Exercise goal:
Write the entries out again exactly as they stand, but without the pictures.

Listed entries:
# # # # # # #

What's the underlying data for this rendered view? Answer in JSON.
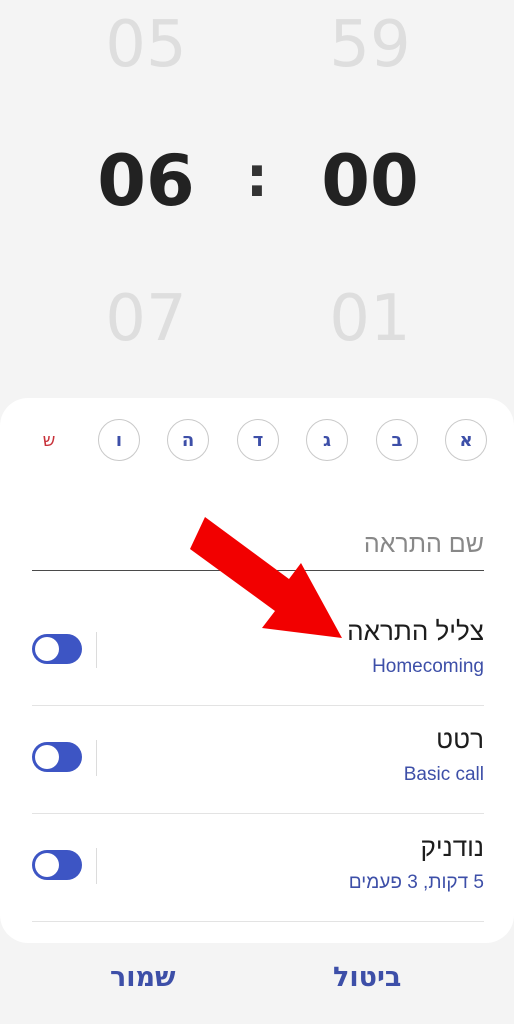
{
  "time_picker": {
    "hour_prev": "05",
    "hour": "06",
    "hour_next": "07",
    "separator": ":",
    "minute_prev": "59",
    "minute": "00",
    "minute_next": "01"
  },
  "days": [
    "א",
    "ב",
    "ג",
    "ד",
    "ה",
    "ו",
    "ש"
  ],
  "alarm_name": {
    "placeholder": "שם התראה"
  },
  "settings": [
    {
      "title": "צליל התראה",
      "subtitle": "Homecoming",
      "enabled": true
    },
    {
      "title": "רטט",
      "subtitle": "Basic call",
      "enabled": true
    },
    {
      "title": "נודניק",
      "subtitle": "5 דקות, 3 פעמים",
      "enabled": true
    }
  ],
  "footer": {
    "cancel_label": "ביטול",
    "save_label": "שמור"
  },
  "colors": {
    "accent": "#3d4fa8",
    "toggle_on": "#3d55c4",
    "sunday_text": "#c8323a",
    "annotation_arrow": "#f20000"
  }
}
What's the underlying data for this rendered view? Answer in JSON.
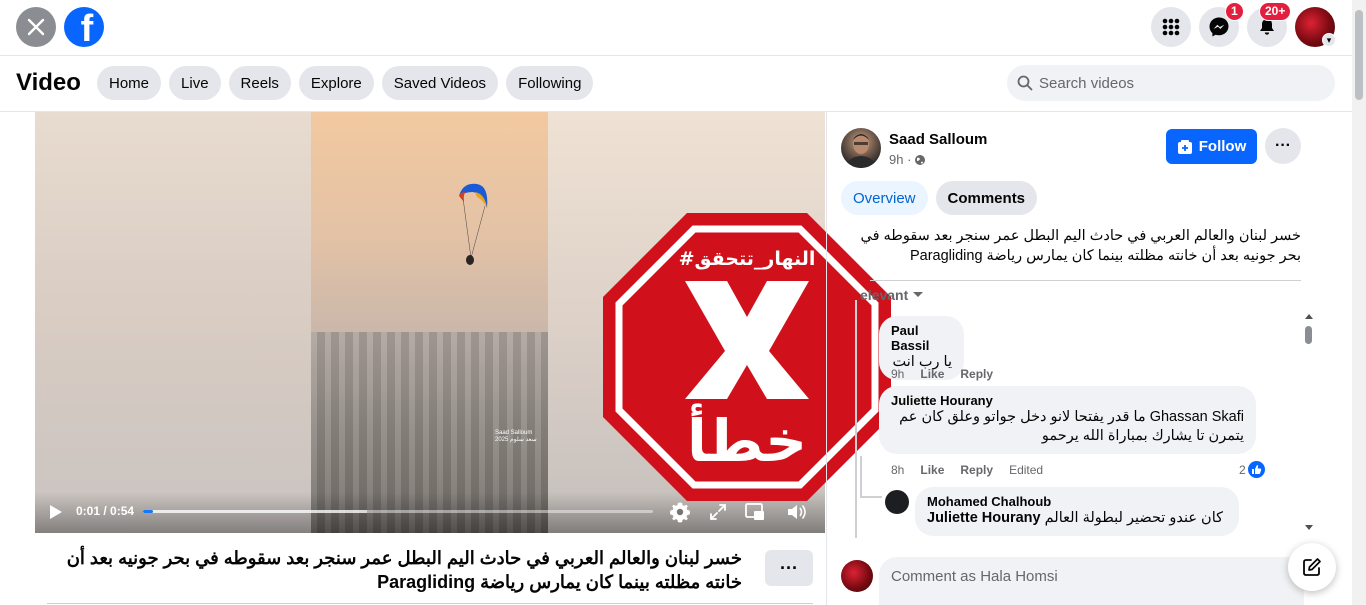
{
  "header": {
    "close_icon": "close-icon",
    "logo_letter": "f",
    "messenger_badge": "1",
    "notifications_badge": "20+"
  },
  "nav": {
    "title": "Video",
    "tabs": [
      {
        "label": "Home"
      },
      {
        "label": "Live"
      },
      {
        "label": "Reels"
      },
      {
        "label": "Explore"
      },
      {
        "label": "Saved Videos"
      },
      {
        "label": "Following"
      }
    ],
    "search_placeholder": "Search videos"
  },
  "video": {
    "time": "0:01 / 0:54",
    "progress_fraction": 0.02,
    "watermark_line1": "Saad Salloum",
    "watermark_line2": "سعد سلوم 2025",
    "stamp_hashtag": "#النهار_تتحقق",
    "stamp_verdict": "خطأ",
    "stamp_color": "#d0101b"
  },
  "caption": {
    "text": "خسر لبنان والعالم العربي في حادث اليم البطل عمر سنجر بعد سقوطه في بحر جونيه بعد أن خانته مظلته بينما كان يمارس رياضة Paragliding",
    "more_label": "···"
  },
  "post": {
    "author": "Saad Salloum",
    "time": "9h ·",
    "follow_label": "Follow",
    "more_label": "···",
    "tabs": [
      {
        "label": "Overview"
      },
      {
        "label": "Comments"
      }
    ],
    "text": "خسر لبنان والعالم العربي في حادث اليم البطل عمر سنجر بعد سقوطه في بحر جونيه بعد أن خانته مظلته بينما كان يمارس رياضة Paragliding",
    "sort_label": "elevant"
  },
  "comments": [
    {
      "name": "Paul Bassil",
      "text": "يا رب انت",
      "time": "9h",
      "like": "Like",
      "reply": "Reply"
    },
    {
      "name": "Juliette Hourany",
      "line1": "Ghassan Skafi ما قدر يفتحا لانو دخل جواتو وعلق كان عم",
      "line2": "يتمرن تا يشارك بمباراة الله يرحمو",
      "time": "8h",
      "like": "Like",
      "reply": "Reply",
      "edited": "Edited",
      "reactions": "2"
    },
    {
      "name": "Mohamed Chalhoub",
      "mention": "Juliette Hourany",
      "text": "كان عندو تحضير لبطولة العالم"
    }
  ],
  "composer": {
    "placeholder": "Comment as Hala Homsi"
  },
  "colors": {
    "accent": "#0866ff",
    "badge": "#e41e3f"
  }
}
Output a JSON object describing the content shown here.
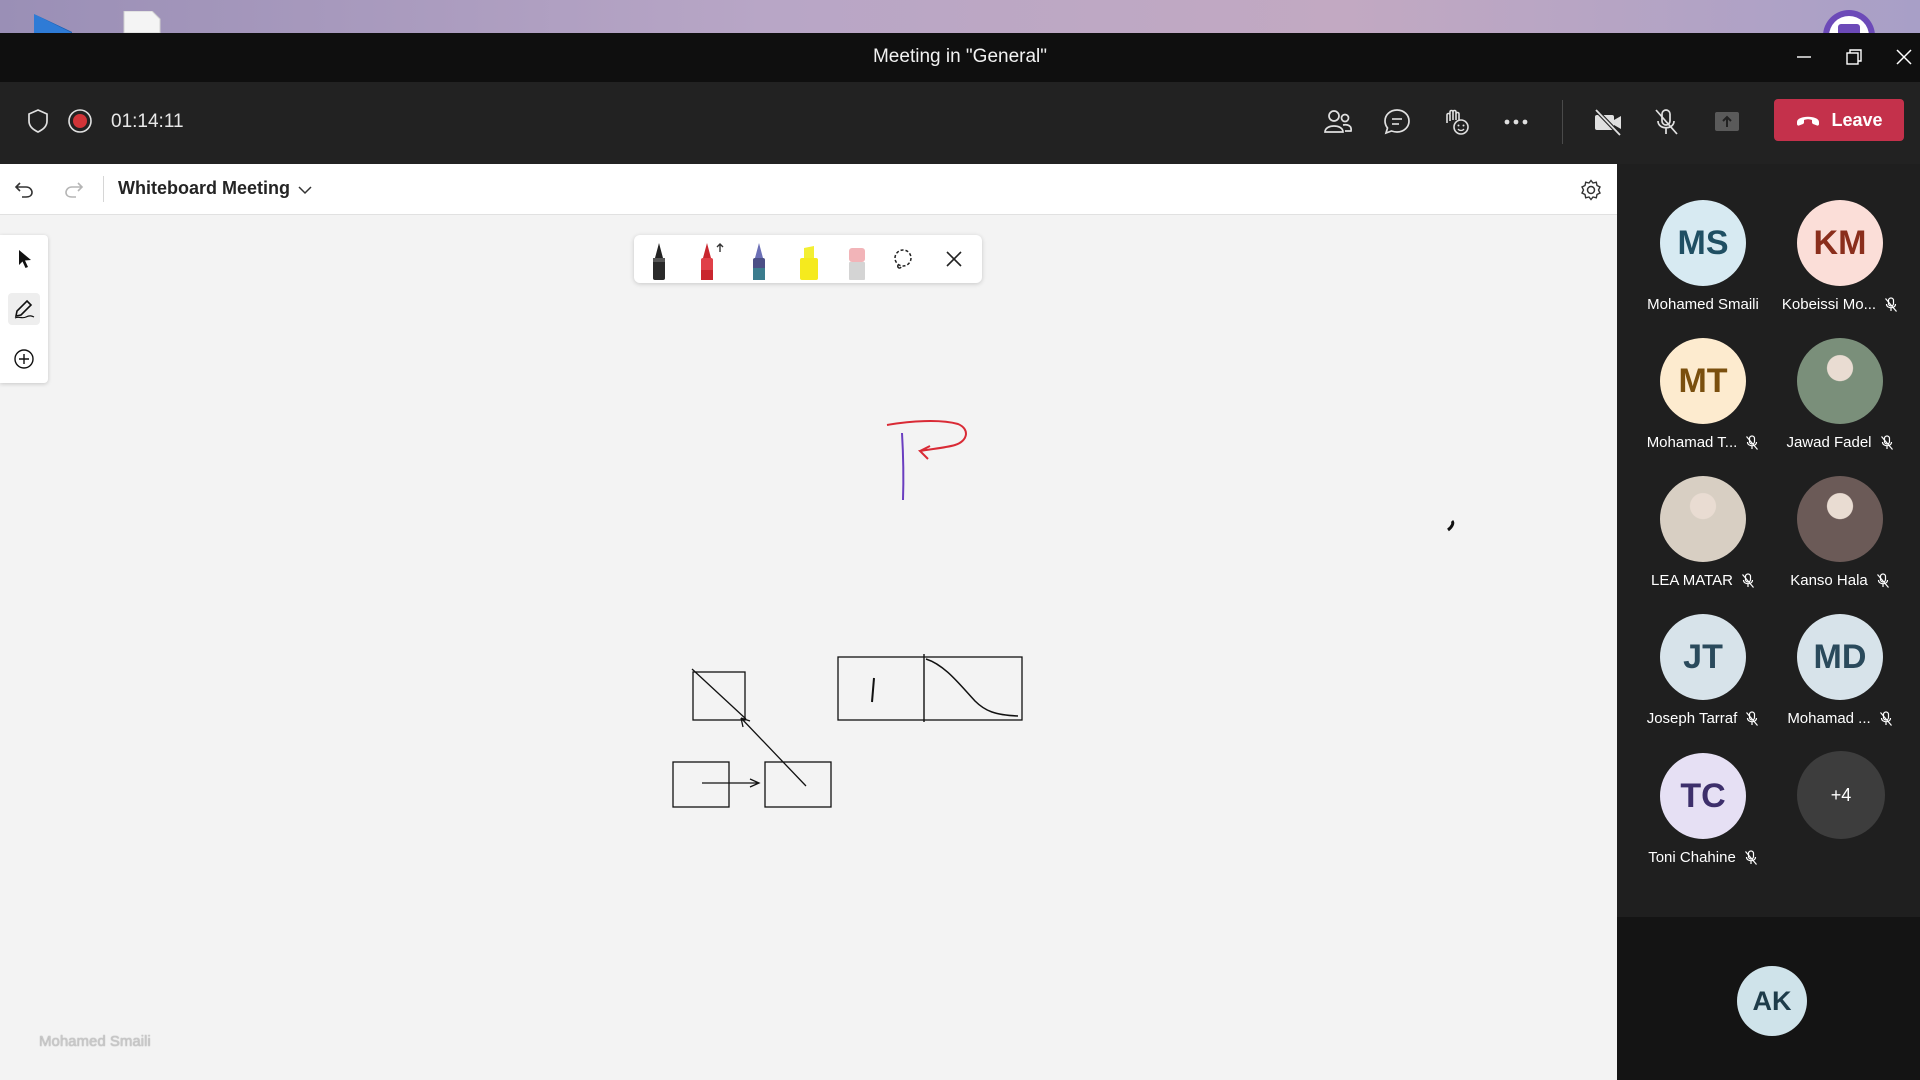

# # # # # # #

Written response:
What's the underlying data for this rendered view? Answer in JSON.
{
  "time_picker": {
    "hour_prev": "05",
    "hour": "06",
    "hour_next": "07",
    "separator": ":",
    "minute_prev": "59",
    "minute": "00",
    "minute_next": "01"
  },
  "days": [
    "א",
    "ב",
    "ג",
    "ד",
    "ה",
    "ו",
    "ש"
  ],
  "alarm_name": {
    "placeholder": "שם התראה"
  },
  "settings": [
    {
      "title": "צליל התראה",
      "subtitle": "Homecoming",
      "enabled": true
    },
    {
      "title": "רטט",
      "subtitle": "Basic call",
      "enabled": true
    },
    {
      "title": "נודניק",
      "subtitle": "5 דקות, 3 פעמים",
      "enabled": true
    }
  ],
  "footer": {
    "cancel_label": "ביטול",
    "save_label": "שמור"
  },
  "colors": {
    "accent": "#3d4fa8",
    "toggle_on": "#3d55c4",
    "sunday_text": "#c8323a",
    "annotation_arrow": "#f20000"
  }
}
What's the underlying data for this rendered view? Answer in JSON.
{
  "header": {
    "close_icon": "close-icon",
    "logo_letter": "f",
    "messenger_badge": "1",
    "notifications_badge": "20+"
  },
  "nav": {
    "title": "Video",
    "tabs": [
      {
        "label": "Home"
      },
      {
        "label": "Live"
      },
      {
        "label": "Reels"
      },
      {
        "label": "Explore"
      },
      {
        "label": "Saved Videos"
      },
      {
        "label": "Following"
      }
    ],
    "search_placeholder": "Search videos"
  },
  "video": {
    "time": "0:01 / 0:54",
    "progress_fraction": 0.02,
    "watermark_line1": "Saad Salloum",
    "watermark_line2": "سعد سلوم 2025",
    "stamp_hashtag": "#النهار_تتحقق",
    "stamp_verdict": "خطأ",
    "stamp_color": "#d0101b"
  },
  "caption": {
    "text": "خسر لبنان والعالم العربي في حادث اليم البطل عمر سنجر بعد سقوطه في بحر جونيه بعد أن خانته مظلته بينما كان يمارس رياضة Paragliding",
    "more_label": "···"
  },
  "post": {
    "author": "Saad Salloum",
    "time": "9h ·",
    "follow_label": "Follow",
    "more_label": "···",
    "tabs": [
      {
        "label": "Overview"
      },
      {
        "label": "Comments"
      }
    ],
    "text": "خسر لبنان والعالم العربي في حادث اليم البطل عمر سنجر بعد سقوطه في بحر جونيه بعد أن خانته مظلته بينما كان يمارس رياضة Paragliding",
    "sort_label": "elevant"
  },
  "comments": [
    {
      "name": "Paul Bassil",
      "text": "يا رب انت",
      "time": "9h",
      "like": "Like",
      "reply": "Reply"
    },
    {
      "name": "Juliette Hourany",
      "line1": "Ghassan Skafi ما قدر يفتحا لانو دخل جواتو وعلق كان عم",
      "line2": "يتمرن تا يشارك بمباراة الله يرحمو",
      "time": "8h",
      "like": "Like",
      "reply": "Reply",
      "edited": "Edited",
      "reactions": "2"
    },
    {
      "name": "Mohamed Chalhoub",
      "mention": "Juliette Hourany",
      "text": "كان عندو تحضير لبطولة العالم"
    }
  ],
  "composer": {
    "placeholder": "Comment as Hala Homsi"
  },
  "colors": {
    "accent": "#0866ff",
    "badge": "#e41e3f"
  }
}
Output a JSON object describing the content shown here.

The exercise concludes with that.